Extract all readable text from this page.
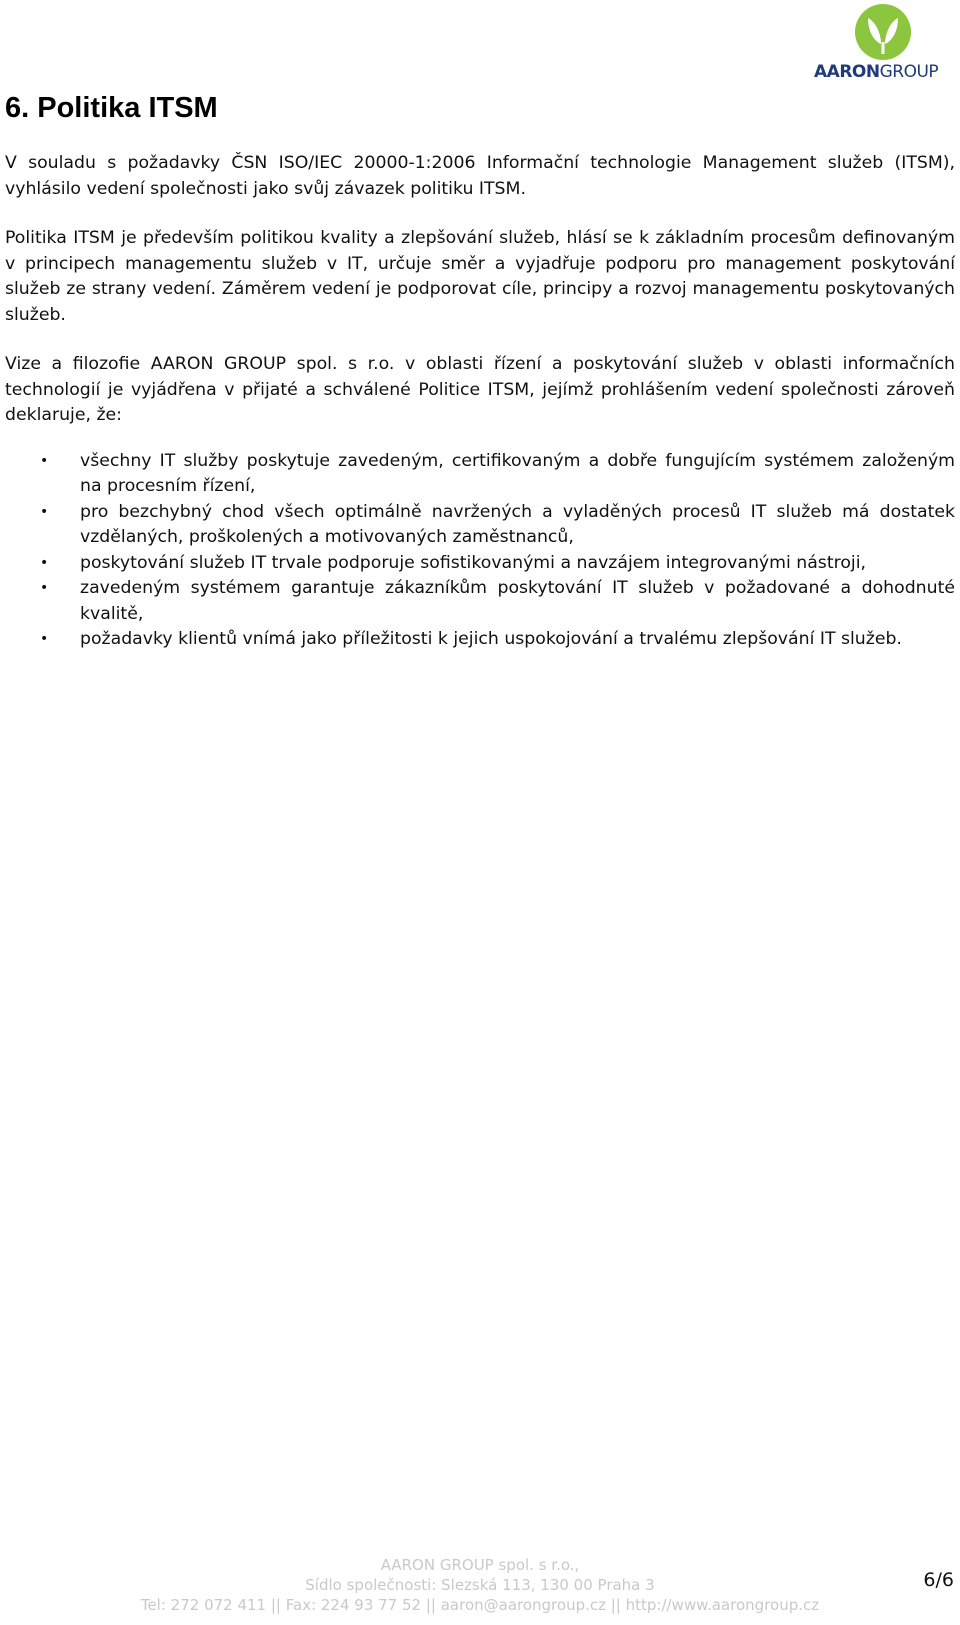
AARONGROUP
6. Politika ITSM

V souladu s požadavky ČSN ISO/IEC 20000-1:2006 Informační technologie Management služeb (ITSM), vyhlásilo vedení společnosti jako svůj závazek politiku ITSM.

Politika ITSM je především politikou kvality a zlepšování služeb, hlásí se k základním procesům definovaným v principech managementu služeb v IT, určuje směr a vyjadřuje podporu pro management poskytování služeb ze strany vedení. Záměrem vedení je podporovat cíle, principy a rozvoj managementu poskytovaných služeb.

Vize a filozofie AARON GROUP spol. s r.o. v oblasti řízení a poskytování služeb v oblasti informačních technologií je vyjádřena v přijaté a schválené Politice ITSM, jejímž prohlášením vedení společnosti zároveň deklaruje, že:

• všechny IT služby poskytuje zavedeným, certifikovaným a dobře fungujícím systémem založeným na procesním řízení,
• pro bezchybný chod všech optimálně navržených a vyladěných procesů IT služeb má dostatek vzdělaných, proškolených a motivovaných zaměstnanců,
• poskytování služeb IT trvale podporuje sofistikovanými a navzájem integrovanými nástroji,
• zavedeným systémem garantuje zákazníkům poskytování IT služeb v požadované a dohodnuté kvalitě,
• požadavky klientů vnímá jako příležitosti k jejich uspokojování a trvalému zlepšování IT služeb.
AARON GROUP spol. s r.o.,
Sídlo společnosti: Slezská 113, 130 00 Praha 3
Tel: 272 072 411 || Fax: 224 93 77 52 || aaron@aarongroup.cz || http://www.aarongroup.cz
6/6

§ §

Your task is to set down the records shown above exactly, minus any pictures.

Extract all readable text from this page.
AARONGROUP
6. Politika ITSM

V souladu s požadavky ČSN ISO/IEC 20000-1:2006 Informační technologie Management služeb (ITSM), vyhlásilo vedení společnosti jako svůj závazek politiku ITSM.

Politika ITSM je především politikou kvality a zlepšování služeb, hlásí se k základním procesům definovaným v principech managementu služeb v IT, určuje směr a vyjadřuje podporu pro management poskytování služeb ze strany vedení. Záměrem vedení je podporovat cíle, principy a rozvoj managementu poskytovaných služeb.

Vize a filozofie AARON GROUP spol. s r.o. v oblasti řízení a poskytování služeb v oblasti informačních technologií je vyjádřena v přijaté a schválené Politice ITSM, jejímž prohlášením vedení společnosti zároveň deklaruje, že:

• všechny IT služby poskytuje zavedeným, certifikovaným a dobře fungujícím systémem založeným na procesním řízení,
• pro bezchybný chod všech optimálně navržených a vyladěných procesů IT služeb má dostatek vzdělaných, proškolených a motivovaných zaměstnanců,
• poskytování služeb IT trvale podporuje sofistikovanými a navzájem integrovanými nástroji,
• zavedeným systémem garantuje zákazníkům poskytování IT služeb v požadované a dohodnuté kvalitě,
• požadavky klientů vnímá jako příležitosti k jejich uspokojování a trvalému zlepšování IT služeb.
AARON GROUP spol. s r.o.,
Sídlo společnosti: Slezská 113, 130 00 Praha 3
Tel: 272 072 411 || Fax: 224 93 77 52 || aaron@aarongroup.cz || http://www.aarongroup.cz
6/6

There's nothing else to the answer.